##### DATA FOR THE TASK #####

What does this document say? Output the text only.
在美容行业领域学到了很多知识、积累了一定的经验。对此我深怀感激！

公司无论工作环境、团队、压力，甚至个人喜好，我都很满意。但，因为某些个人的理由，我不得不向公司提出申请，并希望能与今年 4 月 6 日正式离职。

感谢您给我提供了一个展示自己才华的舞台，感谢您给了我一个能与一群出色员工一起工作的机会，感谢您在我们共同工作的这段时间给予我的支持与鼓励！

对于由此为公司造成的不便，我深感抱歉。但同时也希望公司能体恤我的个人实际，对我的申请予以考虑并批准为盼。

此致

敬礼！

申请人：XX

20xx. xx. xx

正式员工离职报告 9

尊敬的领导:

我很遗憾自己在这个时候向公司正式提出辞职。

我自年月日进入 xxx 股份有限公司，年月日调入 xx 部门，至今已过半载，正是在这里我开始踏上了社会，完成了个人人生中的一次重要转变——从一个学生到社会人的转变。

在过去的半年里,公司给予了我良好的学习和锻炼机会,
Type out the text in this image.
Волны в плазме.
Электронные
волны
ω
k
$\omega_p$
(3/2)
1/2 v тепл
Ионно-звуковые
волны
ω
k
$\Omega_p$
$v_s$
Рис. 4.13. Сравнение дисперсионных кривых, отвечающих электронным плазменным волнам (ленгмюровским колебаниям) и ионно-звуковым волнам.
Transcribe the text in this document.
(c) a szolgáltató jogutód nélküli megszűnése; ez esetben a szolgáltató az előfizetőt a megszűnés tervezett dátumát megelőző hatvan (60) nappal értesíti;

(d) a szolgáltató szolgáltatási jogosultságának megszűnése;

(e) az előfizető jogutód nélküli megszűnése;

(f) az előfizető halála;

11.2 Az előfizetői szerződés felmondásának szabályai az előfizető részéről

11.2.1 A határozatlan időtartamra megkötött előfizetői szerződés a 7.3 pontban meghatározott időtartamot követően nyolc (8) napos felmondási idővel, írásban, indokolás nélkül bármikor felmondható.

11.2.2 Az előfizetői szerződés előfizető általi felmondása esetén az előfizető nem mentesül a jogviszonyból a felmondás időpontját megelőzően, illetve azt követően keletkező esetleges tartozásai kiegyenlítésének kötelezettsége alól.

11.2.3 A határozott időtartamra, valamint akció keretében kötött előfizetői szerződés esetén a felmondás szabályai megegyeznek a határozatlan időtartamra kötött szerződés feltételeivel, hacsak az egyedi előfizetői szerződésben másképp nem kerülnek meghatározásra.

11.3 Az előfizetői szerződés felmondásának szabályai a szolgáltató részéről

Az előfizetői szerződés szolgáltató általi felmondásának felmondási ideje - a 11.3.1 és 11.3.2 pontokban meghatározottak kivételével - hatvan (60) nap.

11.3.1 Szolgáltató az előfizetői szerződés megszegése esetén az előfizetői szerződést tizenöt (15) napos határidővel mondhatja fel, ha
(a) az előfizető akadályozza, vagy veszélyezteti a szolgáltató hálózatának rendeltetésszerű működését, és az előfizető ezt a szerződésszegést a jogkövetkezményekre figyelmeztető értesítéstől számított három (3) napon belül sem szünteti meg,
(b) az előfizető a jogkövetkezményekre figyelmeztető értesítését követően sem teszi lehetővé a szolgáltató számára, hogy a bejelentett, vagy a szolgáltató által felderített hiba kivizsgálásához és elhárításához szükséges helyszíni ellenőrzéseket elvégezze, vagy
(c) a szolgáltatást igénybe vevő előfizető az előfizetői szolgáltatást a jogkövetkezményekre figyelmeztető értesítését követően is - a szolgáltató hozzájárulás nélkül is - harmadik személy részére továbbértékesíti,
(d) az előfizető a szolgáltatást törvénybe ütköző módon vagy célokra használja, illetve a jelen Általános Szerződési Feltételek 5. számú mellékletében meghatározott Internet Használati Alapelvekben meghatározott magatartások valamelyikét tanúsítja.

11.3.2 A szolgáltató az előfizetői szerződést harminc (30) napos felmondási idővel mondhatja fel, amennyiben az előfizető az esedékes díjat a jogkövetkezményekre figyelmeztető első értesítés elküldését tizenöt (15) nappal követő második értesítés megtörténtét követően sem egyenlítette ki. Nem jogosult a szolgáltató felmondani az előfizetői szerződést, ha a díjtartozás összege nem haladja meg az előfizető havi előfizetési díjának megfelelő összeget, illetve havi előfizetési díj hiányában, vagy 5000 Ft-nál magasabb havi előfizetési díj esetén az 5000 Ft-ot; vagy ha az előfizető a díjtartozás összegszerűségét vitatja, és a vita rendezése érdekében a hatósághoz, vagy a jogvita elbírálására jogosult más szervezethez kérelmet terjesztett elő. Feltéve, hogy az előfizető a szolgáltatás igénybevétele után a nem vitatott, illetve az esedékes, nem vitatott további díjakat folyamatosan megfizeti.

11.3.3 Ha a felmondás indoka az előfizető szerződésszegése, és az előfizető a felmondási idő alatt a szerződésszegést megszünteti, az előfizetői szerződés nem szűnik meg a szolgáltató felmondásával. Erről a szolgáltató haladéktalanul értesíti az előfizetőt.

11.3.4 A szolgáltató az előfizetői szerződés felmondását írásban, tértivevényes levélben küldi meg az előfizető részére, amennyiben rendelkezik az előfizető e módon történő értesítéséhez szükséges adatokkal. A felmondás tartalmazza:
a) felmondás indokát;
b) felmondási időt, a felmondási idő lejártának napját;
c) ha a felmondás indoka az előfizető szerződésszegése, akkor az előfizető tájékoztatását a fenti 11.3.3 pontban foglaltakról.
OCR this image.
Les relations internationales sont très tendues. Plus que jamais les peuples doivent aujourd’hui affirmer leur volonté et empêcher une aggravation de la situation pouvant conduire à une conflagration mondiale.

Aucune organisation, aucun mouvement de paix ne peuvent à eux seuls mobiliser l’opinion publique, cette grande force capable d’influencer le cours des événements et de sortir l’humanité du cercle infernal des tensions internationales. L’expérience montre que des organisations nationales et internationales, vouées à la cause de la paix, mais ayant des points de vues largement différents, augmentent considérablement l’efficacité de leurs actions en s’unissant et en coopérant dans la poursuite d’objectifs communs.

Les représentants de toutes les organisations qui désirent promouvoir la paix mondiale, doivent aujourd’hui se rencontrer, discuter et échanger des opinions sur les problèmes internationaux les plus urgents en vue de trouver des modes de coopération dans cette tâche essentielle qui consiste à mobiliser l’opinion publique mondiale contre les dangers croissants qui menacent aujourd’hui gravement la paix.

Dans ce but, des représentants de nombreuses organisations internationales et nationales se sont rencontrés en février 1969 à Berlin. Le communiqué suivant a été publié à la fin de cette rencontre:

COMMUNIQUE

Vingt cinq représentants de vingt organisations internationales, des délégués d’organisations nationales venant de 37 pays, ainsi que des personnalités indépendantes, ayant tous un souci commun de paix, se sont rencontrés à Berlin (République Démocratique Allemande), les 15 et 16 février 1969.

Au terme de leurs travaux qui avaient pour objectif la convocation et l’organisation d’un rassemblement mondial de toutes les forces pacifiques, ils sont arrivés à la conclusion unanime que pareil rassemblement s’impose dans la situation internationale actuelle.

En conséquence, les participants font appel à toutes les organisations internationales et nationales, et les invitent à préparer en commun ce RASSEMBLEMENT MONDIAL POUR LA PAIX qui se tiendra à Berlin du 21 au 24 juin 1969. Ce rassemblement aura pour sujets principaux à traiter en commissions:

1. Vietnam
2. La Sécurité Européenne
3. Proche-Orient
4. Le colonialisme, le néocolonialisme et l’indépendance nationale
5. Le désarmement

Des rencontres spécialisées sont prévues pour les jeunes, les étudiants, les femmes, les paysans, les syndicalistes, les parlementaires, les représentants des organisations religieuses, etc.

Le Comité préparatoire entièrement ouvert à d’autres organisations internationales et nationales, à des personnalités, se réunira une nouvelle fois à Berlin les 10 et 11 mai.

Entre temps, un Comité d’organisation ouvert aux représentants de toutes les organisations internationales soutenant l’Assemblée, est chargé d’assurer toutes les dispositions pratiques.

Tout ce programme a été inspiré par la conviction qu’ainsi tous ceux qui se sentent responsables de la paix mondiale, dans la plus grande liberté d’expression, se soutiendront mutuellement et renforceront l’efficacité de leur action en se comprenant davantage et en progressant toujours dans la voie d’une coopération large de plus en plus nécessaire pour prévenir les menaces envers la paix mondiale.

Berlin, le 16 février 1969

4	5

#####

# EXERCISE
Check all the records above and select each line where the string "nappal" is found.

# RESULT OF THE TASK
(c) a szolgáltató jogutód nélküli megszűnése; ez esetben a szolgáltató az előfizetőt a megszűnés tervezett dátumát megelőző hatvan (60) nappal értesíti;
11.3.2 A szolgáltató az előfizetői szerződést harminc (30) napos felmondási idővel mondhatja fel, amennyiben az előfizető az esedékes díjat a jogkövetkezményekre figyelmeztető első értesítés elküldését tizenöt (15) nappal követő második értesítés megtörténtét követően sem egyenlítette ki. Nem jogosult a szolgáltató felmondani az előfizetői szerződést, ha a díjtartozás összege nem haladja meg az előfizető havi előfizetési díjának megfelelő összeget, illetve havi előfizetési díj hiányában, vagy 5000 Ft-nál magasabb havi előfizetési díj esetén az 5000 Ft-ot; vagy ha az előfizető a díjtartozás összegszerűségét vitatja, és a vita rendezése érdekében a hatósághoz, vagy a jogvita elbírálására jogosult más szervezethez kérelmet terjesztett elő. Feltéve, hogy az előfizető a szolgáltatás igénybevétele után a nem vitatott, illetve az esedékes, nem vitatott további díjakat folyamatosan megfizeti.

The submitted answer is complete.